# Start of Data to use

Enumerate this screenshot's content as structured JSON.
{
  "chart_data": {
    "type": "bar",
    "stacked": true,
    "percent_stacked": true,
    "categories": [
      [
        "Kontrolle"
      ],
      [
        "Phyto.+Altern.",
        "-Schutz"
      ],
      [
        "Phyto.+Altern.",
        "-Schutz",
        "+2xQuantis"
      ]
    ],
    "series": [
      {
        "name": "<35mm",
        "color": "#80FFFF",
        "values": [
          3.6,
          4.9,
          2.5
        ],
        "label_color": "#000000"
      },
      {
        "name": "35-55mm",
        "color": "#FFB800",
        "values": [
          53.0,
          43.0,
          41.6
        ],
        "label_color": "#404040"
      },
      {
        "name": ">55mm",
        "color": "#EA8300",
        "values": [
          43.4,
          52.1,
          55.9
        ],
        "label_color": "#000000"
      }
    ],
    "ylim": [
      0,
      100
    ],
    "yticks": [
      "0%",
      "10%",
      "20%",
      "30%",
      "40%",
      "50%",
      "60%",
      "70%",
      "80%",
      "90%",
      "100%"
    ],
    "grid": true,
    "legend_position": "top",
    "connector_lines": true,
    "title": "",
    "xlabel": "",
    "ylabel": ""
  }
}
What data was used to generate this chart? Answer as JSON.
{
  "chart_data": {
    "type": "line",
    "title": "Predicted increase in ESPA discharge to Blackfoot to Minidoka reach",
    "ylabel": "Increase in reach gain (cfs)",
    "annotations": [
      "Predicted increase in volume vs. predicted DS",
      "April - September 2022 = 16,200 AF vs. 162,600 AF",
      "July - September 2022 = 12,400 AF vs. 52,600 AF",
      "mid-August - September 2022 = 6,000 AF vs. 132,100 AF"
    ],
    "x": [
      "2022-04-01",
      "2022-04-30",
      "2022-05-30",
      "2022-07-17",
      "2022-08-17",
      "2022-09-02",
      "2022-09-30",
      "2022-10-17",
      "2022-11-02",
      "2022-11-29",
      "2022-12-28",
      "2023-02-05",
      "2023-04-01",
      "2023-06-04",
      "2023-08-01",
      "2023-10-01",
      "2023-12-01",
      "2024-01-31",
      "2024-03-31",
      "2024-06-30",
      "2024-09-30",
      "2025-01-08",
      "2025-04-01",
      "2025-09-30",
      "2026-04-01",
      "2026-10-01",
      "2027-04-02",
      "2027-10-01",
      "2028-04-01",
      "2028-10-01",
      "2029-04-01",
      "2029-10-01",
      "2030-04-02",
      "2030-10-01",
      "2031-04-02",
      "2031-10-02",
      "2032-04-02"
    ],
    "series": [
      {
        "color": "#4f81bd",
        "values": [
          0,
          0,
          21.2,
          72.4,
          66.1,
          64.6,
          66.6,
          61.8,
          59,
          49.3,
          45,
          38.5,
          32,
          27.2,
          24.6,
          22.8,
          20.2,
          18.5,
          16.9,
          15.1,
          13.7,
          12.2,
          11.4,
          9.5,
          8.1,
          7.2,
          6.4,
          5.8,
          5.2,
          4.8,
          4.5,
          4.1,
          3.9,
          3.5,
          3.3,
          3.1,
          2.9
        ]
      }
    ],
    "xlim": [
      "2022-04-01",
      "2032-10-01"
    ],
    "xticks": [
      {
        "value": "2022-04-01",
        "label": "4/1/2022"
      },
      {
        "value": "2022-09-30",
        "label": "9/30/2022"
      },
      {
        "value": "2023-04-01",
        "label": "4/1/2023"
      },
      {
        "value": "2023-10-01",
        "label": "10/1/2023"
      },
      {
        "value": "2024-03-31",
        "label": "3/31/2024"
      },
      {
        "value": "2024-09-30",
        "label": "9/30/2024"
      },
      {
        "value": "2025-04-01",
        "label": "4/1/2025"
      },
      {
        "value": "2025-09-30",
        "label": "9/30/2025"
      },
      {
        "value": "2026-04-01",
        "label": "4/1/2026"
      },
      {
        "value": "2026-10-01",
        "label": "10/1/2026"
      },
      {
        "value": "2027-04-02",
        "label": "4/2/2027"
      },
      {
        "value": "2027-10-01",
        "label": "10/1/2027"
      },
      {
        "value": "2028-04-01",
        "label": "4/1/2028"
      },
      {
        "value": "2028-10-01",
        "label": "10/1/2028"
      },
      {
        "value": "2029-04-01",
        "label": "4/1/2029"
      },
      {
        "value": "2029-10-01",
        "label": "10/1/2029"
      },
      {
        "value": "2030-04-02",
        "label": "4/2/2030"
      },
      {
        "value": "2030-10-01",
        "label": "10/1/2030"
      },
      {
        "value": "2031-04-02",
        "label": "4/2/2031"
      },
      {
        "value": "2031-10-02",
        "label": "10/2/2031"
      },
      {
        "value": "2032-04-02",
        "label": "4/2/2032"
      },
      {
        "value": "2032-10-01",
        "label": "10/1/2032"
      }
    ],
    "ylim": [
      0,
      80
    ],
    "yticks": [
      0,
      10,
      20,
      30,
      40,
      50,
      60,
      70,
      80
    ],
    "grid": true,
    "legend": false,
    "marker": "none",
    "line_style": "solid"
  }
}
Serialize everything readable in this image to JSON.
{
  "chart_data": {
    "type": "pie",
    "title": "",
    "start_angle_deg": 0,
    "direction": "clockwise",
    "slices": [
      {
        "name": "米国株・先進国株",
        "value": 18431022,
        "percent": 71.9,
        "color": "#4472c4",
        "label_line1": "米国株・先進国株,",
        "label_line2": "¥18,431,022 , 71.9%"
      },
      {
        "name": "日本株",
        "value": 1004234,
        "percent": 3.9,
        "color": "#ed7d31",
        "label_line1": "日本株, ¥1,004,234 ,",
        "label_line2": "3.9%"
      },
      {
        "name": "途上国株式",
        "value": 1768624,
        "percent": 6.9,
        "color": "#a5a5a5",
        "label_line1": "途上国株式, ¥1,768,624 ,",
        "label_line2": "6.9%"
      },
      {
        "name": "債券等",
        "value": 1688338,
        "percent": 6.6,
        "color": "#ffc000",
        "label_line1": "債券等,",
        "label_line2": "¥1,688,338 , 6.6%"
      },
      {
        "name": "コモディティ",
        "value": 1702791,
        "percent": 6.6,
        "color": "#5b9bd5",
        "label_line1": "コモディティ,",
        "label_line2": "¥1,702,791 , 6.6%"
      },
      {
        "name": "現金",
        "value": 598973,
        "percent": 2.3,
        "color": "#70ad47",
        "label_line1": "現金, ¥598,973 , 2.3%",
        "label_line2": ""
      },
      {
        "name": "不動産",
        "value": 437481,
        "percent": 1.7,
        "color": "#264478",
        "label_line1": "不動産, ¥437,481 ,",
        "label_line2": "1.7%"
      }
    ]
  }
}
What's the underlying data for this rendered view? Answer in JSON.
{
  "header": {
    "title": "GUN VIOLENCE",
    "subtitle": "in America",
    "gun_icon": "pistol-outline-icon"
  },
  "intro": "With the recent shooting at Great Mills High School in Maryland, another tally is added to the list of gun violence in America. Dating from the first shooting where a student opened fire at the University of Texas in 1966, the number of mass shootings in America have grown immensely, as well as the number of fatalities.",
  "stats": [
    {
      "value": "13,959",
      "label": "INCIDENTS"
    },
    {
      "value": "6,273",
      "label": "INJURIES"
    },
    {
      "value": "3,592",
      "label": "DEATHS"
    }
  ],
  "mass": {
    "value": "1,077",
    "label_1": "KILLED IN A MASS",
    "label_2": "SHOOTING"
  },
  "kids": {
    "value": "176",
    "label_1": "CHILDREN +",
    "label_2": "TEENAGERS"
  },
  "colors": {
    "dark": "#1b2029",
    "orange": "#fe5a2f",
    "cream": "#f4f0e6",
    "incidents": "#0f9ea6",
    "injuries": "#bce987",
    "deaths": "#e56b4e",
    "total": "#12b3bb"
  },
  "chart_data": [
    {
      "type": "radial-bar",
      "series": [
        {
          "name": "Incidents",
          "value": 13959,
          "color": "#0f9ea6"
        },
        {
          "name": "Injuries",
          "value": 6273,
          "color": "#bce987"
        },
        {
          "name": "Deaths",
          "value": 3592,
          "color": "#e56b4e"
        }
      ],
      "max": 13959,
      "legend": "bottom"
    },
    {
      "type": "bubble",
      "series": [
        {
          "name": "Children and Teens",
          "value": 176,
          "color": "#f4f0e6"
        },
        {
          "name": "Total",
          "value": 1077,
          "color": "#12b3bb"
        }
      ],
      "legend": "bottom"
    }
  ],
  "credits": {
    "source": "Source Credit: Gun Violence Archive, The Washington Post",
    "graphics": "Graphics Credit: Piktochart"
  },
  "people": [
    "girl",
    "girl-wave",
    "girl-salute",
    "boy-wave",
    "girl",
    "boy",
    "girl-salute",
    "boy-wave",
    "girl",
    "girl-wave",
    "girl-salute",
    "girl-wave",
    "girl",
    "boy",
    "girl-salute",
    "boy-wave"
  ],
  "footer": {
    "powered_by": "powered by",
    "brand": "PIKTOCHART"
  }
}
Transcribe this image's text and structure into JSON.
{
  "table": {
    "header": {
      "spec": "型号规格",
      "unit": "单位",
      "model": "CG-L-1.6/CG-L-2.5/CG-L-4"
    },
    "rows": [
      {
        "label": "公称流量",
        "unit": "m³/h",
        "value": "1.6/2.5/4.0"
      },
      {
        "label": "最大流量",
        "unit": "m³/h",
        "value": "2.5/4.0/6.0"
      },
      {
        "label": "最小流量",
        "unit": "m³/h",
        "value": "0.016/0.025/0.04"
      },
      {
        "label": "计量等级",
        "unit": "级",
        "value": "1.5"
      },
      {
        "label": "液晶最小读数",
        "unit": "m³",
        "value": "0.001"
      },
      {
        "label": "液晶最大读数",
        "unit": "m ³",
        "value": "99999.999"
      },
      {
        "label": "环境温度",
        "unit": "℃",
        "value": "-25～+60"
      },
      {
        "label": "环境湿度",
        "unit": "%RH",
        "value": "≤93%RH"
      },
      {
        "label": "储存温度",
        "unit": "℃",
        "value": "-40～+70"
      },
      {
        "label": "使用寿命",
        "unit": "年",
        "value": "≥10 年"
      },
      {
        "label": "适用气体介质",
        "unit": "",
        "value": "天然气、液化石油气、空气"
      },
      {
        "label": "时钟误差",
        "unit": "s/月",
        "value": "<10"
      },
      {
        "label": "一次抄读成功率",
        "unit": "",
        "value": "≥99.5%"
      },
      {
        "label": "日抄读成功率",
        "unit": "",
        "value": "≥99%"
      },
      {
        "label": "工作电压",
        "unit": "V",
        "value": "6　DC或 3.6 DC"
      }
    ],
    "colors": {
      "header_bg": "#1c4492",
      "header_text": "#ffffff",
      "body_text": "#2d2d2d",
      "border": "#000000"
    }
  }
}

# End of Data to use

- _The problem_
Gather all lines with the string "true" from the data.

- _Solution_
    "stacked": true,
    "percent_stacked": true,
    "grid": true,
    "connector_lines": true,
    "grid": true,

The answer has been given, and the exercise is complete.